== Rows ==
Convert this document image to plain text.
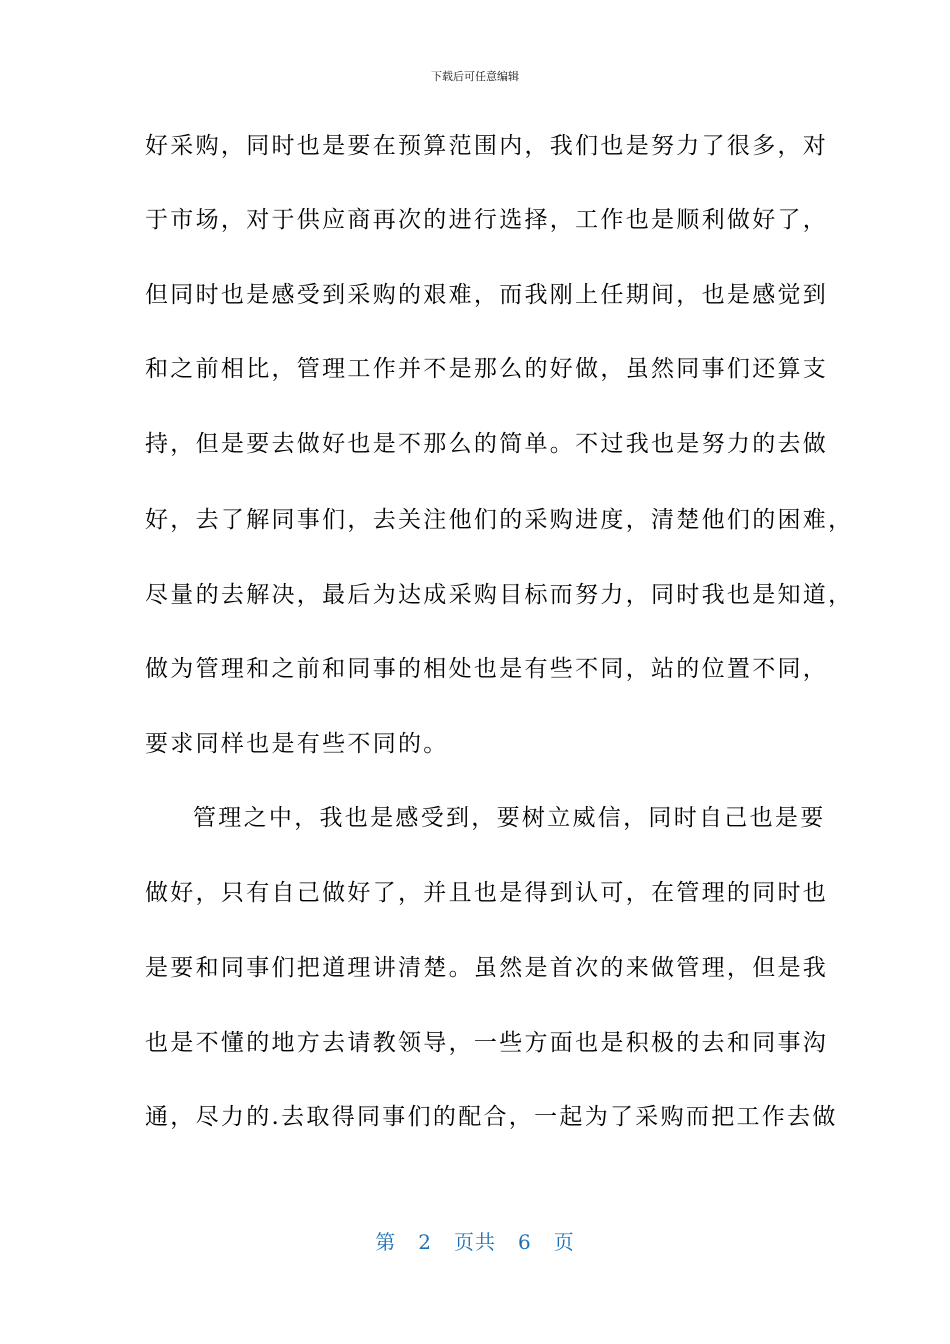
下载后可任意编辑
好采购，同时也是要在预算范围内，我们也是努力了很多，对
于市场，对于供应商再次的进行选择，工作也是顺利做好了，
但同时也是感受到采购的艰难，而我刚上任期间，也是感觉到
和之前相比，管理工作并不是那么的好做，虽然同事们还算支
持，但是要去做好也是不那么的简单。不过我也是努力的去做
好，去了解同事们，去关注他们的采购进度，清楚他们的困难，
尽量的去解决，最后为达成采购目标而努力，同时我也是知道，
做为管理和之前和同事的相处也是有些不同，站的位置不同，
要求同样也是有些不同的。
管理之中，我也是感受到，要树立威信，同时自己也是要
做好，只有自己做好了，并且也是得到认可，在管理的同时也
是要和同事们把道理讲清楚。虽然是首次的来做管理，但是我
也是不懂的地方去请教领导，一些方面也是积极的去和同事沟
通，尽力的.去取得同事们的配合，一起为了采购而把工作去做
第 2 页共 6 页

== Set task ==
Print all the records again exactly; do not include any picture.

== Output below ==
Convert this document image to plain text.
下载后可任意编辑
好采购，同时也是要在预算范围内，我们也是努力了很多，对
于市场，对于供应商再次的进行选择，工作也是顺利做好了，
但同时也是感受到采购的艰难，而我刚上任期间，也是感觉到
和之前相比，管理工作并不是那么的好做，虽然同事们还算支
持，但是要去做好也是不那么的简单。不过我也是努力的去做
好，去了解同事们，去关注他们的采购进度，清楚他们的困难，
尽量的去解决，最后为达成采购目标而努力，同时我也是知道，
做为管理和之前和同事的相处也是有些不同，站的位置不同，
要求同样也是有些不同的。
管理之中，我也是感受到，要树立威信，同时自己也是要
做好，只有自己做好了，并且也是得到认可，在管理的同时也
是要和同事们把道理讲清楚。虽然是首次的来做管理，但是我
也是不懂的地方去请教领导，一些方面也是积极的去和同事沟
通，尽力的.去取得同事们的配合，一起为了采购而把工作去做
第 2 页共 6 页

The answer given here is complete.